Lines containing the word "applicable" need to be counted. Please reply with how many there are, and nothing else.

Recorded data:
·····

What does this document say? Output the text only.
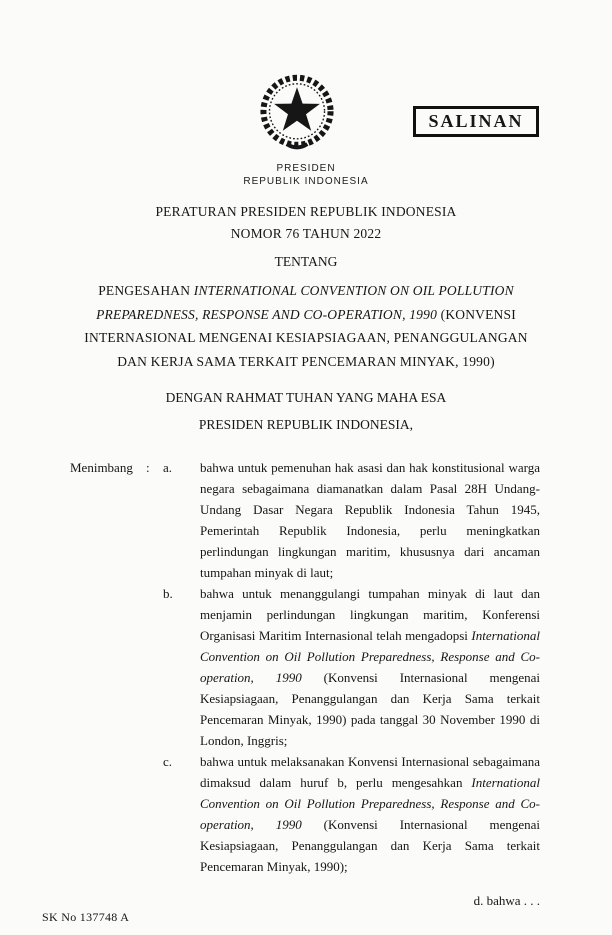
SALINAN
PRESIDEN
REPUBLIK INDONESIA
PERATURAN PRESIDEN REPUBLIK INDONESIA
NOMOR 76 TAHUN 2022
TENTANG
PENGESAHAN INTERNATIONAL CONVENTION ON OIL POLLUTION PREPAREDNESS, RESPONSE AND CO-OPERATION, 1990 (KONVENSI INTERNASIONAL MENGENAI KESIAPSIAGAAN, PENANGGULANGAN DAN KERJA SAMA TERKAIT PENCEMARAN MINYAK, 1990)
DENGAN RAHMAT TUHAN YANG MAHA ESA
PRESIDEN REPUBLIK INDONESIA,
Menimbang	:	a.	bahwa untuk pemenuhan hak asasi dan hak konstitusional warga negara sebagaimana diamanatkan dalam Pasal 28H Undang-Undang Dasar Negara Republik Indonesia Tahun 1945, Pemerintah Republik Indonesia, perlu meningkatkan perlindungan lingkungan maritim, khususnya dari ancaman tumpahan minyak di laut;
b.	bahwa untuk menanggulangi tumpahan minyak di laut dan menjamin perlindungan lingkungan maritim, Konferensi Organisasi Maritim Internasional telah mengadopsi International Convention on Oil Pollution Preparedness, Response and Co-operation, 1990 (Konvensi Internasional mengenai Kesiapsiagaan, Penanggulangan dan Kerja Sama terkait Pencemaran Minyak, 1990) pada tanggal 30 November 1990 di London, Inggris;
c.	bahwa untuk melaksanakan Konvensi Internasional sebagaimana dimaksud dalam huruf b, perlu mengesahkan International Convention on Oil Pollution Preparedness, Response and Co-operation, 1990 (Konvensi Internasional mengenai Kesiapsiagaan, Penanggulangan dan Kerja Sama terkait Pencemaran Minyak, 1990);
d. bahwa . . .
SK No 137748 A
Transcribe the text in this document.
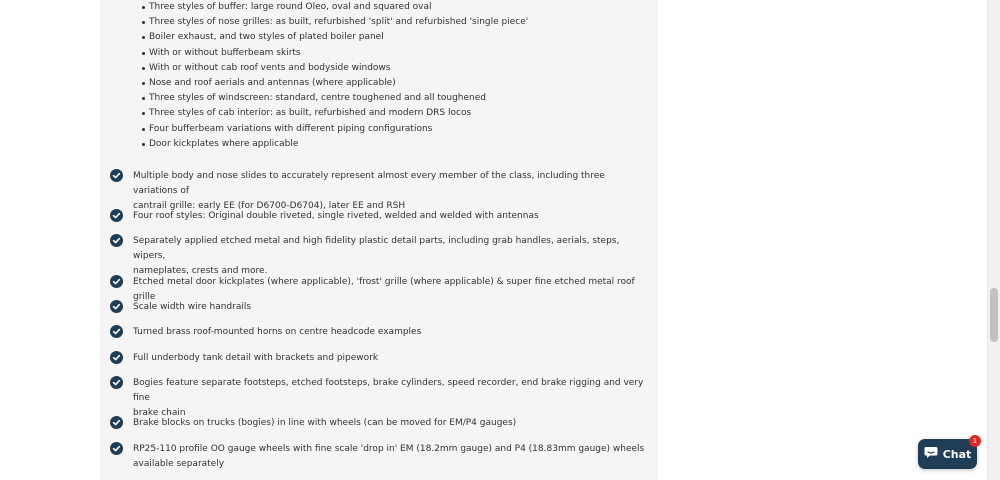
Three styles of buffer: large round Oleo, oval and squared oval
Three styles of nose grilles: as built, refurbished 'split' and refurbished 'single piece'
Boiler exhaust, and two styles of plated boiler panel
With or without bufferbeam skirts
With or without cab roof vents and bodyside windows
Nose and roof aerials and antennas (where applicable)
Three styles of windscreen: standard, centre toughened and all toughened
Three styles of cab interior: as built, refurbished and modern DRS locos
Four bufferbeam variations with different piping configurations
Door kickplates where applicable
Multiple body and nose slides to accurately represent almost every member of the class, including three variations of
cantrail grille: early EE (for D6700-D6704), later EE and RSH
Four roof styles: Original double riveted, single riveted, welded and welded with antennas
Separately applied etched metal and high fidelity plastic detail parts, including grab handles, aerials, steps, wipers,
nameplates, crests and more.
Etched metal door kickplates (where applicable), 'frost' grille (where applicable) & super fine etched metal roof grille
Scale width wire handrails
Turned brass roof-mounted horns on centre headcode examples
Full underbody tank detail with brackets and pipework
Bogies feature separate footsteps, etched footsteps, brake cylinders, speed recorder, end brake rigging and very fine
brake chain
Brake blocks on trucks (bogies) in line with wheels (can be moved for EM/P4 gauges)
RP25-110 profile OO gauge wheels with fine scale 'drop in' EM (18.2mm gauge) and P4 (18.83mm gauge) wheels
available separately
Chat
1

·····

- SOLUTION -
3